» What you will do: Show every line below where "振奋精神" can be found.

>> Start Source records

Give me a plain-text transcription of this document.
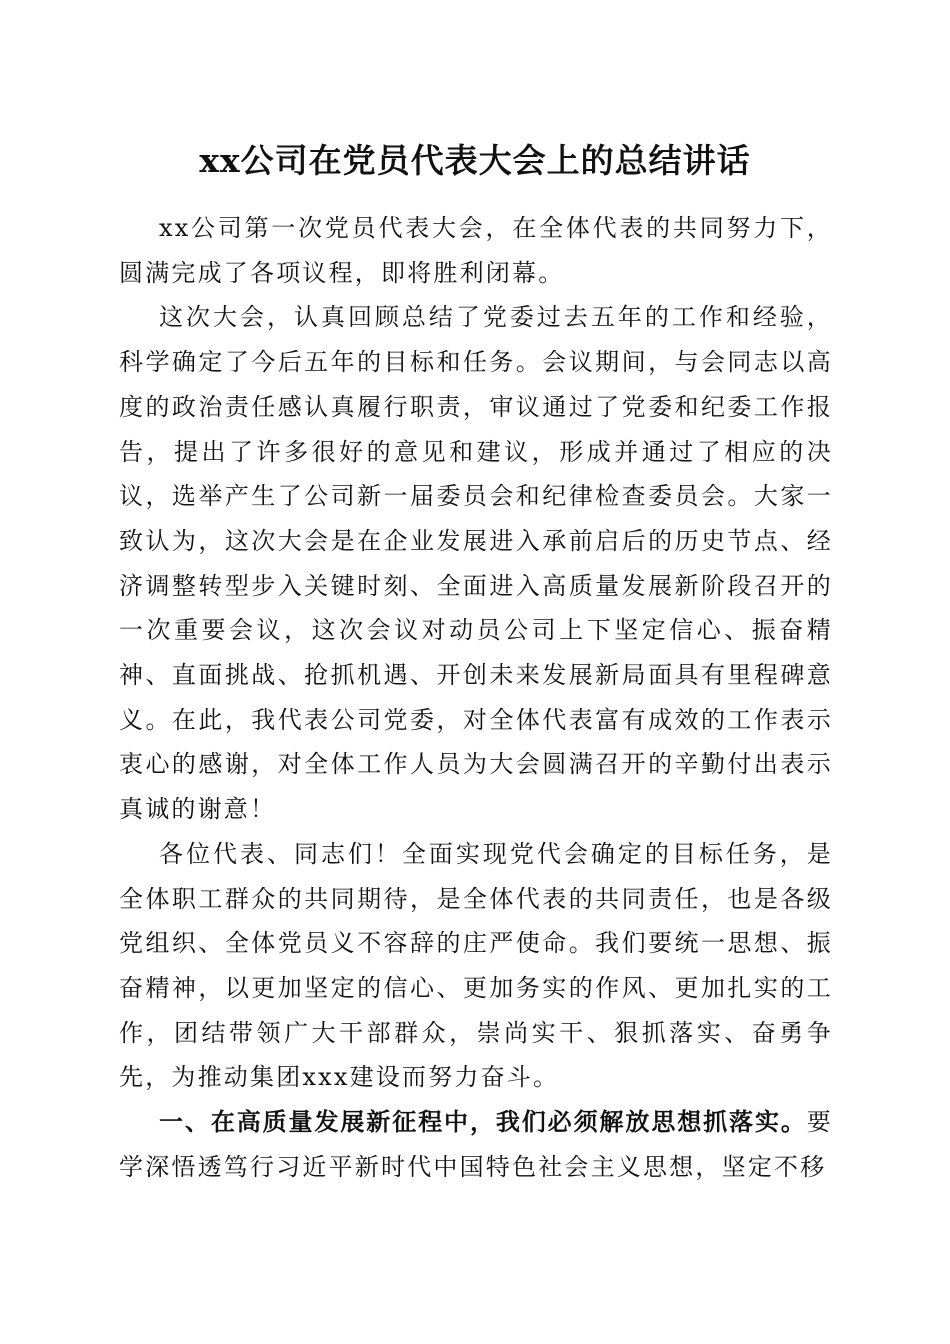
xx公司在党员代表大会上的总结讲话

xx公司第一次党员代表大会，在全体代表的共同努力下，圆满完成了各项议程，即将胜利闭幕。

这次大会，认真回顾总结了党委过去五年的工作和经验，科学确定了今后五年的目标和任务。会议期间，与会同志以高度的政治责任感认真履行职责，审议通过了党委和纪委工作报告，提出了许多很好的意见和建议，形成并通过了相应的决议，选举产生了公司新一届委员会和纪律检查委员会。大家一致认为，这次大会是在企业发展进入承前启后的历史节点、经济调整转型步入关键时刻、全面进入高质量发展新阶段召开的一次重要会议，这次会议对动员公司上下坚定信心、振奋精神、直面挑战、抢抓机遇、开创未来发展新局面具有里程碑意义。在此，我代表公司党委，对全体代表富有成效的工作表示衷心的感谢，对全体工作人员为大会圆满召开的辛勤付出表示真诚的谢意！

各位代表、同志们！全面实现党代会确定的目标任务，是全体职工群众的共同期待，是全体代表的共同责任，也是各级党组织、全体党员义不容辞的庄严使命。我们要统一思想、振奋精神，以更加坚定的信心、更加务实的作风、更加扎实的工作，团结带领广大干部群众，崇尚实干、狠抓落实、奋勇争先，为推动集团xxx建设而努力奋斗。

一、在高质量发展新征程中，我们必须解放思想抓落实。要学深悟透笃行习近平新时代中国特色社会主义思想，坚定不移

>> End Source records

» Response:
这次大会，认真回顾总结了党委过去五年的工作和经验，科学确定了今后五年的目标和任务。会议期间，与会同志以高度的政治责任感认真履行职责，审议通过了党委和纪委工作报告，提出了许多很好的意见和建议，形成并通过了相应的决议，选举产生了公司新一届委员会和纪律检查委员会。大家一致认为，这次大会是在企业发展进入承前启后的历史节点、经济调整转型步入关键时刻、全面进入高质量发展新阶段召开的一次重要会议，这次会议对动员公司上下坚定信心、振奋精神、直面挑战、抢抓机遇、开创未来发展新局面具有里程碑意义。在此，我代表公司党委，对全体代表富有成效的工作表示衷心的感谢，对全体工作人员为大会圆满召开的辛勤付出表示真诚的谢意！
各位代表、同志们！全面实现党代会确定的目标任务，是全体职工群众的共同期待，是全体代表的共同责任，也是各级党组织、全体党员义不容辞的庄严使命。我们要统一思想、振奋精神，以更加坚定的信心、更加务实的作风、更加扎实的工作，团结带领广大干部群众，崇尚实干、狠抓落实、奋勇争先，为推动集团xxx建设而努力奋斗。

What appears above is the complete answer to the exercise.